-- start Dataset records --
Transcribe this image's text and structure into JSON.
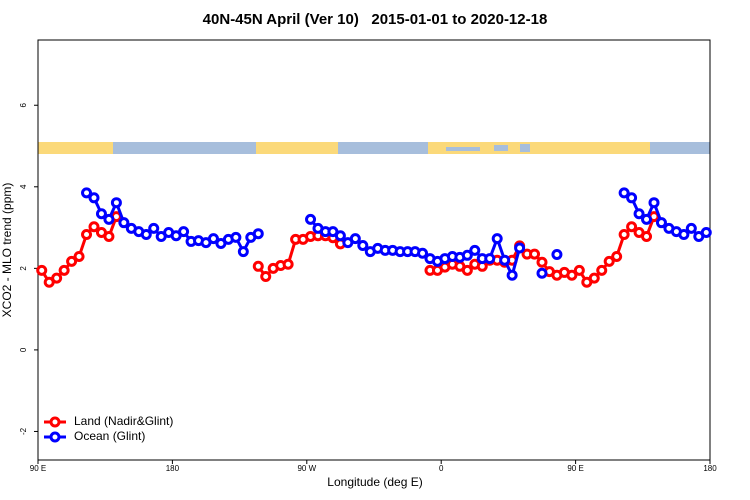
{
  "chart_data": {
    "type": "line",
    "title": "40N-45N April (Ver 10)   2015-01-01 to 2020-12-18",
    "x_label": "Longitude (deg E)",
    "y_label": "XCO2 - MLO trend (ppm)",
    "xlim": [
      90,
      540
    ],
    "ylim": [
      -2.7,
      7.6
    ],
    "xticks": [
      {
        "value": 90,
        "label": "90 E"
      },
      180,
      {
        "value": 270,
        "label": "90 W"
      },
      {
        "value": 360,
        "label": "0"
      },
      {
        "value": 450,
        "label": "90 E"
      },
      {
        "value": 540,
        "label": "180"
      }
    ],
    "yticks": [
      -2,
      0,
      2,
      4,
      6
    ],
    "legend": "bottomleft",
    "x": [
      92.5,
      97.5,
      102.5,
      107.5,
      112.5,
      117.5,
      122.5,
      127.5,
      132.5,
      137.5,
      142.5,
      147.5,
      152.5,
      157.5,
      162.5,
      167.5,
      172.5,
      177.5,
      182.5,
      187.5,
      192.5,
      197.5,
      202.5,
      207.5,
      212.5,
      217.5,
      222.5,
      227.5,
      232.5,
      237.5,
      242.5,
      247.5,
      252.5,
      257.5,
      262.5,
      267.5,
      272.5,
      277.5,
      282.5,
      287.5,
      292.5,
      297.5,
      302.5,
      307.5,
      312.5,
      317.5,
      322.5,
      327.5,
      332.5,
      337.5,
      342.5,
      347.5,
      352.5,
      357.5,
      362.5,
      367.5,
      372.5,
      377.5,
      382.5,
      387.5,
      392.5,
      397.5,
      402.5,
      407.5,
      412.5,
      417.5,
      422.5,
      427.5,
      432.5,
      437.5,
      442.5,
      447.5,
      452.5,
      457.5,
      462.5,
      467.5,
      472.5,
      477.5,
      482.5,
      487.5,
      492.5,
      497.5,
      502.5,
      507.5,
      512.5,
      517.5,
      522.5,
      527.5,
      532.5,
      537.5
    ],
    "series": [
      {
        "name": "Land (Nadir&Glint)",
        "color": "#ff0000",
        "values": [
          1.95,
          1.66,
          1.76,
          1.95,
          2.17,
          2.29,
          2.83,
          3.02,
          2.88,
          2.78,
          3.27,
          null,
          null,
          null,
          null,
          null,
          null,
          null,
          null,
          null,
          null,
          null,
          null,
          null,
          null,
          null,
          null,
          null,
          null,
          2.05,
          1.8,
          2.0,
          2.07,
          2.1,
          2.71,
          2.71,
          2.78,
          2.8,
          2.8,
          2.75,
          2.6,
          null,
          null,
          null,
          null,
          null,
          null,
          null,
          null,
          null,
          null,
          null,
          1.95,
          1.95,
          2.03,
          2.1,
          2.05,
          1.95,
          2.1,
          2.05,
          2.2,
          2.2,
          2.15,
          2.2,
          2.55,
          2.35,
          2.35,
          2.15,
          1.92,
          1.83,
          1.9,
          1.83,
          1.95,
          1.66,
          1.76,
          1.95,
          2.17,
          2.29,
          2.83,
          3.02,
          2.88,
          2.78,
          3.27,
          null,
          null,
          null,
          null,
          null,
          null,
          null
        ]
      },
      {
        "name": "Ocean (Glint)",
        "color": "#0000ff",
        "values": [
          null,
          null,
          null,
          null,
          null,
          null,
          3.85,
          3.73,
          3.34,
          3.2,
          3.61,
          3.12,
          2.98,
          2.9,
          2.83,
          2.98,
          2.78,
          2.88,
          2.8,
          2.9,
          2.66,
          2.68,
          2.63,
          2.73,
          2.61,
          2.71,
          2.76,
          2.41,
          2.76,
          2.85,
          null,
          null,
          null,
          null,
          null,
          null,
          3.2,
          2.98,
          2.9,
          2.9,
          2.8,
          2.63,
          2.73,
          2.56,
          2.41,
          2.49,
          2.44,
          2.44,
          2.41,
          2.41,
          2.41,
          2.37,
          2.24,
          2.17,
          2.24,
          2.29,
          2.27,
          2.32,
          2.44,
          2.24,
          2.24,
          2.73,
          2.2,
          1.83,
          2.5,
          null,
          null,
          1.88,
          null,
          2.34,
          null,
          null,
          null,
          null,
          null,
          null,
          null,
          null,
          3.85,
          3.73,
          3.34,
          3.2,
          3.61,
          3.12,
          2.98,
          2.9,
          2.83,
          2.98,
          2.78,
          2.88
        ]
      }
    ]
  }
}
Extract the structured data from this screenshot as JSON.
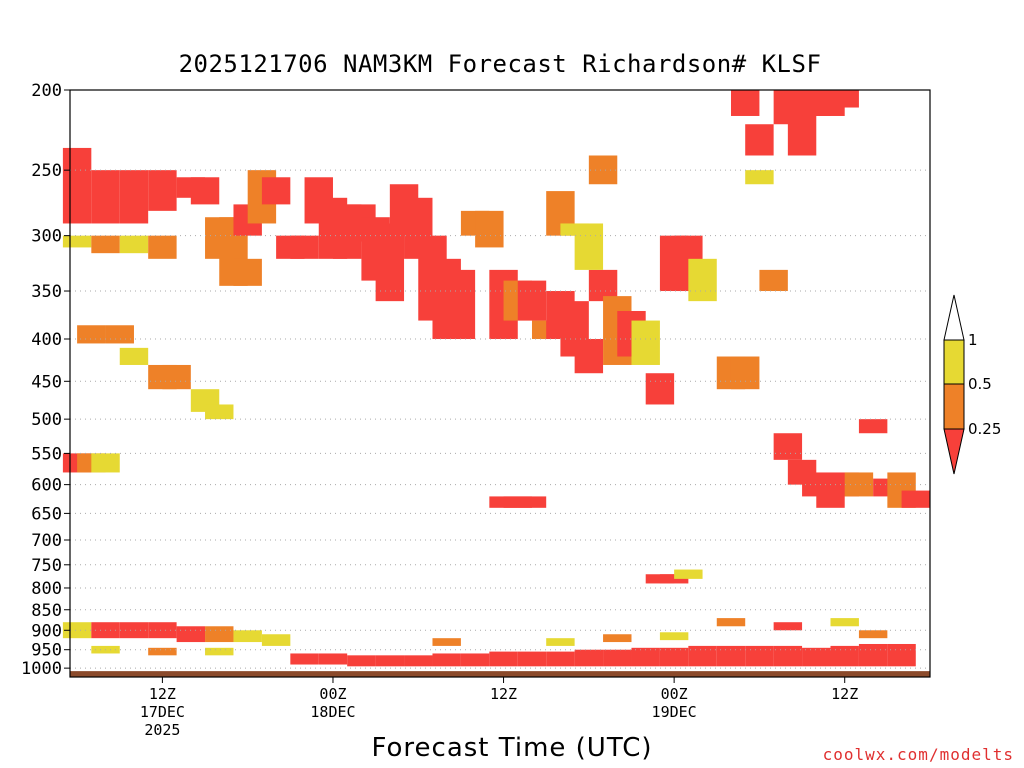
{
  "title": "2025121706 NAM3KM Forecast Richardson# KLSF",
  "xlabel": "Forecast Time (UTC)",
  "credit": "coolwx.com/modelts",
  "colors": {
    "high": "#e6d933",
    "mid": "#ee8128",
    "low": "#f7403a",
    "ground": "#8b4a2b",
    "grid": "#aaaaaa"
  },
  "chart_data": {
    "type": "heatmap",
    "title": "2025121706 NAM3KM Forecast Richardson# KLSF",
    "xlabel": "Forecast Time (UTC)",
    "ylabel": "",
    "y_scale": "log-pressure",
    "y_reversed": true,
    "ylim": [
      1025,
      200
    ],
    "xlim": [
      -6.5,
      54
    ],
    "y_ticks": [
      200,
      250,
      300,
      350,
      400,
      450,
      500,
      550,
      600,
      650,
      700,
      750,
      800,
      850,
      900,
      950,
      1000
    ],
    "x_ticks": [
      {
        "hour": 0,
        "label": [
          "12Z",
          "17DEC",
          "2025"
        ]
      },
      {
        "hour": 12,
        "label": [
          "00Z",
          "18DEC"
        ]
      },
      {
        "hour": 24,
        "label": [
          "12Z"
        ]
      },
      {
        "hour": 36,
        "label": [
          "00Z",
          "19DEC"
        ]
      },
      {
        "hour": 48,
        "label": [
          "12Z"
        ]
      }
    ],
    "grid": "dotted horizontal at pressure ticks",
    "legend": {
      "placement": "right",
      "bins": [
        {
          "range": "< 0.25",
          "color": "#f7403a"
        },
        {
          "range": "0.25 - 0.5",
          "color": "#ee8128"
        },
        {
          "range": "0.5 - 1",
          "color": "#e6d933"
        },
        {
          "range": "> 1",
          "color": "#ffffff"
        }
      ],
      "labels": [
        "1",
        "0.5",
        "0.25"
      ]
    },
    "categories": [
      "low",
      "mid",
      "high"
    ],
    "cells": [
      [
        -6,
        235,
        290,
        "low"
      ],
      [
        -4,
        250,
        290,
        "low"
      ],
      [
        -2,
        250,
        290,
        "low"
      ],
      [
        0,
        250,
        280,
        "low"
      ],
      [
        -6,
        300,
        310,
        "high"
      ],
      [
        -4,
        300,
        315,
        "mid"
      ],
      [
        -2,
        300,
        315,
        "high"
      ],
      [
        0,
        300,
        320,
        "mid"
      ],
      [
        -5,
        385,
        405,
        "mid"
      ],
      [
        -3,
        385,
        405,
        "mid"
      ],
      [
        -2,
        410,
        430,
        "high"
      ],
      [
        2,
        255,
        270,
        "low"
      ],
      [
        3,
        255,
        275,
        "low"
      ],
      [
        4,
        285,
        320,
        "mid"
      ],
      [
        5,
        285,
        345,
        "mid"
      ],
      [
        6,
        275,
        300,
        "low"
      ],
      [
        6,
        320,
        345,
        "mid"
      ],
      [
        7,
        250,
        290,
        "mid"
      ],
      [
        8,
        255,
        275,
        "low"
      ],
      [
        9,
        300,
        320,
        "low"
      ],
      [
        10,
        300,
        320,
        "low"
      ],
      [
        11,
        255,
        290,
        "low"
      ],
      [
        12,
        270,
        320,
        "low"
      ],
      [
        13,
        275,
        320,
        "low"
      ],
      [
        14,
        275,
        305,
        "low"
      ],
      [
        15,
        285,
        340,
        "low"
      ],
      [
        16,
        290,
        360,
        "low"
      ],
      [
        17,
        260,
        300,
        "low"
      ],
      [
        18,
        270,
        320,
        "low"
      ],
      [
        19,
        300,
        380,
        "low"
      ],
      [
        20,
        320,
        400,
        "low"
      ],
      [
        21,
        330,
        400,
        "low"
      ],
      [
        22,
        280,
        300,
        "mid"
      ],
      [
        23,
        280,
        310,
        "mid"
      ],
      [
        24,
        330,
        400,
        "low"
      ],
      [
        25,
        340,
        380,
        "mid"
      ],
      [
        26,
        340,
        380,
        "low"
      ],
      [
        27,
        380,
        400,
        "mid"
      ],
      [
        28,
        350,
        400,
        "low"
      ],
      [
        29,
        360,
        420,
        "low"
      ],
      [
        30,
        400,
        440,
        "low"
      ],
      [
        31,
        330,
        360,
        "low"
      ],
      [
        32,
        355,
        430,
        "mid"
      ],
      [
        33,
        370,
        420,
        "low"
      ],
      [
        34,
        380,
        430,
        "high"
      ],
      [
        28,
        265,
        300,
        "mid"
      ],
      [
        29,
        290,
        300,
        "high"
      ],
      [
        30,
        290,
        330,
        "high"
      ],
      [
        31,
        240,
        260,
        "mid"
      ],
      [
        35,
        440,
        480,
        "low"
      ],
      [
        36,
        300,
        350,
        "low"
      ],
      [
        37,
        300,
        350,
        "low"
      ],
      [
        38,
        320,
        360,
        "high"
      ],
      [
        40,
        420,
        460,
        "mid"
      ],
      [
        41,
        420,
        460,
        "mid"
      ],
      [
        42,
        250,
        260,
        "high"
      ],
      [
        43,
        330,
        350,
        "mid"
      ],
      [
        44,
        520,
        560,
        "low"
      ],
      [
        45,
        560,
        600,
        "low"
      ],
      [
        46,
        580,
        620,
        "low"
      ],
      [
        47,
        600,
        640,
        "low"
      ],
      [
        48,
        580,
        620,
        "low"
      ],
      [
        49,
        580,
        620,
        "mid"
      ],
      [
        50,
        500,
        520,
        "low"
      ],
      [
        51,
        590,
        620,
        "low"
      ],
      [
        52,
        580,
        640,
        "mid"
      ],
      [
        53,
        610,
        640,
        "low"
      ],
      [
        41,
        200,
        215,
        "low"
      ],
      [
        42,
        220,
        240,
        "low"
      ],
      [
        44,
        200,
        220,
        "low"
      ],
      [
        45,
        200,
        240,
        "low"
      ],
      [
        46,
        200,
        215,
        "low"
      ],
      [
        47,
        200,
        215,
        "low"
      ],
      [
        48,
        200,
        210,
        "low"
      ],
      [
        24,
        620,
        640,
        "low"
      ],
      [
        25,
        620,
        640,
        "low"
      ],
      [
        26,
        620,
        640,
        "low"
      ],
      [
        35,
        770,
        790,
        "low"
      ],
      [
        36,
        770,
        790,
        "low"
      ],
      [
        37,
        760,
        780,
        "high"
      ],
      [
        -6,
        550,
        580,
        "low"
      ],
      [
        -5,
        550,
        580,
        "mid"
      ],
      [
        -4,
        550,
        580,
        "high"
      ],
      [
        0,
        430,
        460,
        "mid"
      ],
      [
        1,
        430,
        460,
        "mid"
      ],
      [
        3,
        460,
        490,
        "high"
      ],
      [
        4,
        480,
        500,
        "high"
      ]
    ],
    "boundary_layer": [
      [
        -6,
        880,
        920,
        "high"
      ],
      [
        -4,
        880,
        920,
        "low"
      ],
      [
        -2,
        880,
        920,
        "low"
      ],
      [
        0,
        880,
        920,
        "low"
      ],
      [
        2,
        890,
        930,
        "low"
      ],
      [
        4,
        890,
        930,
        "mid"
      ],
      [
        6,
        900,
        930,
        "high"
      ],
      [
        8,
        910,
        940,
        "high"
      ],
      [
        10,
        960,
        990,
        "low"
      ],
      [
        12,
        960,
        990,
        "low"
      ],
      [
        14,
        965,
        995,
        "low"
      ],
      [
        16,
        965,
        995,
        "low"
      ],
      [
        18,
        965,
        995,
        "low"
      ],
      [
        20,
        960,
        995,
        "low"
      ],
      [
        22,
        960,
        995,
        "low"
      ],
      [
        24,
        955,
        995,
        "low"
      ],
      [
        26,
        955,
        995,
        "low"
      ],
      [
        28,
        955,
        995,
        "low"
      ],
      [
        30,
        950,
        995,
        "low"
      ],
      [
        32,
        950,
        995,
        "low"
      ],
      [
        34,
        945,
        995,
        "low"
      ],
      [
        36,
        945,
        995,
        "low"
      ],
      [
        38,
        940,
        995,
        "low"
      ],
      [
        40,
        940,
        995,
        "low"
      ],
      [
        42,
        940,
        995,
        "low"
      ],
      [
        44,
        940,
        995,
        "low"
      ],
      [
        46,
        945,
        995,
        "low"
      ],
      [
        48,
        940,
        995,
        "low"
      ],
      [
        50,
        935,
        995,
        "low"
      ],
      [
        52,
        935,
        995,
        "low"
      ],
      [
        -4,
        940,
        960,
        "high"
      ],
      [
        0,
        945,
        965,
        "mid"
      ],
      [
        4,
        945,
        965,
        "high"
      ],
      [
        20,
        920,
        940,
        "mid"
      ],
      [
        28,
        920,
        940,
        "high"
      ],
      [
        32,
        910,
        930,
        "mid"
      ],
      [
        36,
        905,
        925,
        "high"
      ],
      [
        40,
        870,
        890,
        "mid"
      ],
      [
        44,
        880,
        900,
        "low"
      ],
      [
        48,
        870,
        890,
        "high"
      ],
      [
        50,
        900,
        920,
        "mid"
      ]
    ],
    "ground": {
      "from_pressure": 1000
    }
  }
}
-- end Dataset records --
Stated task ::
Scan the material for lines with the word "range", and copy each line you find.

Response to the task ::
          "range": "< 0.25",
          "range": "0.25 - 0.5",
          "range": "0.5 - 1",
          "range": "> 1",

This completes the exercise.